**Given request:** Would you transcribe all of the data exactly, down to the last character?

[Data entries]
■ ■ ■
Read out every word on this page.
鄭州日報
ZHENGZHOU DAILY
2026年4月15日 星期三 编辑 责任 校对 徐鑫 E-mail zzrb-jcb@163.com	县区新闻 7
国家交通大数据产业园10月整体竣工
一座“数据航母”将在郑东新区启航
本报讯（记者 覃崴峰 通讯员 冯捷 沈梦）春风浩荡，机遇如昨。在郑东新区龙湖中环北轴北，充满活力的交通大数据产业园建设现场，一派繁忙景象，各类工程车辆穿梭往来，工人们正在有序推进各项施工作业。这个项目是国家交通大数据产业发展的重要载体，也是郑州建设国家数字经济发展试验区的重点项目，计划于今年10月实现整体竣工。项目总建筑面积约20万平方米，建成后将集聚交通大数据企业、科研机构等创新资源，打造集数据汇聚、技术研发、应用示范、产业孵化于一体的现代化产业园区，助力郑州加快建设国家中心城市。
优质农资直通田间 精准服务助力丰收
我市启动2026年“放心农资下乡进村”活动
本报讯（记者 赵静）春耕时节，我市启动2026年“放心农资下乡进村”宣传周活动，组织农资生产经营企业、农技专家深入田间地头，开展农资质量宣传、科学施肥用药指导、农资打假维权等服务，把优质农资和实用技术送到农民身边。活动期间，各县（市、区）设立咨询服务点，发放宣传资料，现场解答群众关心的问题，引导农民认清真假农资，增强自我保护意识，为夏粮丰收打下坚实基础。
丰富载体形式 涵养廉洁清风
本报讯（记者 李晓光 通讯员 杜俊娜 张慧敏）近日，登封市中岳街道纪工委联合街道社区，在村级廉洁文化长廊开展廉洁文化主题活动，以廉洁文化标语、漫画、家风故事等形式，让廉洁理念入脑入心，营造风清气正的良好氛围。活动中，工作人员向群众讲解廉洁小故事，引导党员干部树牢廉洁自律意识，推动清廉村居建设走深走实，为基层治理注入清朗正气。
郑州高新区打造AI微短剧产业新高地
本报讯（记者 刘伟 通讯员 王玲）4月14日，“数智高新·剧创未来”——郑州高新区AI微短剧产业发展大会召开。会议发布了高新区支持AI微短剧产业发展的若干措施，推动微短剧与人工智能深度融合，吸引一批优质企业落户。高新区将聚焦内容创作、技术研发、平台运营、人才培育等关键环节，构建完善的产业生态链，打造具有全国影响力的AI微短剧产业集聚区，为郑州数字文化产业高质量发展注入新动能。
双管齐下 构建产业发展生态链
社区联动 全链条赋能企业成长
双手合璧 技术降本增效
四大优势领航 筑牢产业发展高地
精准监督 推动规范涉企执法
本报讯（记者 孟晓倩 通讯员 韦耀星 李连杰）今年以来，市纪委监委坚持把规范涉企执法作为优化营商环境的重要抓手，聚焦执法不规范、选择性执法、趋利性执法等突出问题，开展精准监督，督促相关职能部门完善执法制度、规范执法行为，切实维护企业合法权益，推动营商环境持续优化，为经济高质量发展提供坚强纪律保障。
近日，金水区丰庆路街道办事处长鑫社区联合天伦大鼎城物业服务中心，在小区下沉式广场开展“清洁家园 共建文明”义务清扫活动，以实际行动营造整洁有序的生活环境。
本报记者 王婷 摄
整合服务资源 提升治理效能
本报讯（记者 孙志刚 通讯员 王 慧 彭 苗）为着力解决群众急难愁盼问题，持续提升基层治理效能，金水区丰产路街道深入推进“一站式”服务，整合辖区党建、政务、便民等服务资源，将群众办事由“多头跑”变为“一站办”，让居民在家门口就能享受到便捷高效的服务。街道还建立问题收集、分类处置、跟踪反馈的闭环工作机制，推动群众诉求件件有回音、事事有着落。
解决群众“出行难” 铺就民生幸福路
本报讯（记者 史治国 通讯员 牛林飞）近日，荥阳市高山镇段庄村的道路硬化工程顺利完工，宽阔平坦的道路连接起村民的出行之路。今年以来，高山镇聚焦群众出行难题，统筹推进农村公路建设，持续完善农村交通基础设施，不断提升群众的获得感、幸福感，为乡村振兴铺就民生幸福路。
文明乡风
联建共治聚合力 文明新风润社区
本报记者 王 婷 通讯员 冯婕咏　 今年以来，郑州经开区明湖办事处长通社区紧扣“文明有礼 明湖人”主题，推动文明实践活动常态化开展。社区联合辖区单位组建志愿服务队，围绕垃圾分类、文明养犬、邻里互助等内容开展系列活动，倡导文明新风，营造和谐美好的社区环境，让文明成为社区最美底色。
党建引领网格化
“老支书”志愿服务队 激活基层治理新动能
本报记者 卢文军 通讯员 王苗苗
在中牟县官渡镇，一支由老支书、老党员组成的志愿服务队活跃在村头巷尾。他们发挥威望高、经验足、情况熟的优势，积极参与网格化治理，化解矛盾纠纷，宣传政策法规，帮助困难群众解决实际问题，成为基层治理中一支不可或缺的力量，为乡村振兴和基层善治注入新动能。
■ ■ ■
**Reply to the exercise:**
Read out every word on this page.
鄭州日報
ZHENGZHOU DAILY
2026年4月15日 星期三 编辑 责任 校对 徐鑫 E-mail zzrb-jcb@163.com	县区新闻 7
国家交通大数据产业园10月整体竣工
一座“数据航母”将在郑东新区启航
本报讯（记者 覃崴峰 通讯员 冯捷 沈梦）春风浩荡，机遇如昨。在郑东新区龙湖中环北轴北，充满活力的交通大数据产业园建设现场，一派繁忙景象，各类工程车辆穿梭往来，工人们正在有序推进各项施工作业。这个项目是国家交通大数据产业发展的重要载体，也是郑州建设国家数字经济发展试验区的重点项目，计划于今年10月实现整体竣工。项目总建筑面积约20万平方米，建成后将集聚交通大数据企业、科研机构等创新资源，打造集数据汇聚、技术研发、应用示范、产业孵化于一体的现代化产业园区，助力郑州加快建设国家中心城市。
优质农资直通田间 精准服务助力丰收
我市启动2026年“放心农资下乡进村”活动
本报讯（记者 赵静）春耕时节，我市启动2026年“放心农资下乡进村”宣传周活动，组织农资生产经营企业、农技专家深入田间地头，开展农资质量宣传、科学施肥用药指导、农资打假维权等服务，把优质农资和实用技术送到农民身边。活动期间，各县（市、区）设立咨询服务点，发放宣传资料，现场解答群众关心的问题，引导农民认清真假农资，增强自我保护意识，为夏粮丰收打下坚实基础。
丰富载体形式 涵养廉洁清风
本报讯（记者 李晓光 通讯员 杜俊娜 张慧敏）近日，登封市中岳街道纪工委联合街道社区，在村级廉洁文化长廊开展廉洁文化主题活动，以廉洁文化标语、漫画、家风故事等形式，让廉洁理念入脑入心，营造风清气正的良好氛围。活动中，工作人员向群众讲解廉洁小故事，引导党员干部树牢廉洁自律意识，推动清廉村居建设走深走实，为基层治理注入清朗正气。
郑州高新区打造AI微短剧产业新高地
本报讯（记者 刘伟 通讯员 王玲）4月14日，“数智高新·剧创未来”——郑州高新区AI微短剧产业发展大会召开。会议发布了高新区支持AI微短剧产业发展的若干措施，推动微短剧与人工智能深度融合，吸引一批优质企业落户。高新区将聚焦内容创作、技术研发、平台运营、人才培育等关键环节，构建完善的产业生态链，打造具有全国影响力的AI微短剧产业集聚区，为郑州数字文化产业高质量发展注入新动能。
双管齐下 构建产业发展生态链
社区联动 全链条赋能企业成长
双手合璧 技术降本增效
四大优势领航 筑牢产业发展高地
精准监督 推动规范涉企执法
本报讯（记者 孟晓倩 通讯员 韦耀星 李连杰）今年以来，市纪委监委坚持把规范涉企执法作为优化营商环境的重要抓手，聚焦执法不规范、选择性执法、趋利性执法等突出问题，开展精准监督，督促相关职能部门完善执法制度、规范执法行为，切实维护企业合法权益，推动营商环境持续优化，为经济高质量发展提供坚强纪律保障。
近日，金水区丰庆路街道办事处长鑫社区联合天伦大鼎城物业服务中心，在小区下沉式广场开展“清洁家园 共建文明”义务清扫活动，以实际行动营造整洁有序的生活环境。
本报记者 王婷 摄
整合服务资源 提升治理效能
本报讯（记者 孙志刚 通讯员 王 慧 彭 苗）为着力解决群众急难愁盼问题，持续提升基层治理效能，金水区丰产路街道深入推进“一站式”服务，整合辖区党建、政务、便民等服务资源，将群众办事由“多头跑”变为“一站办”，让居民在家门口就能享受到便捷高效的服务。街道还建立问题收集、分类处置、跟踪反馈的闭环工作机制，推动群众诉求件件有回音、事事有着落。
解决群众“出行难” 铺就民生幸福路
本报讯（记者 史治国 通讯员 牛林飞）近日，荥阳市高山镇段庄村的道路硬化工程顺利完工，宽阔平坦的道路连接起村民的出行之路。今年以来，高山镇聚焦群众出行难题，统筹推进农村公路建设，持续完善农村交通基础设施，不断提升群众的获得感、幸福感，为乡村振兴铺就民生幸福路。
文明乡风
联建共治聚合力 文明新风润社区
本报记者 王 婷 通讯员 冯婕咏　 今年以来，郑州经开区明湖办事处长通社区紧扣“文明有礼 明湖人”主题，推动文明实践活动常态化开展。社区联合辖区单位组建志愿服务队，围绕垃圾分类、文明养犬、邻里互助等内容开展系列活动，倡导文明新风，营造和谐美好的社区环境，让文明成为社区最美底色。
党建引领网格化
“老支书”志愿服务队 激活基层治理新动能
本报记者 卢文军 通讯员 王苗苗
在中牟县官渡镇，一支由老支书、老党员组成的志愿服务队活跃在村头巷尾。他们发挥威望高、经验足、情况熟的优势，积极参与网格化治理，化解矛盾纠纷，宣传政策法规，帮助困难群众解决实际问题，成为基层治理中一支不可或缺的力量，为乡村振兴和基层善治注入新动能。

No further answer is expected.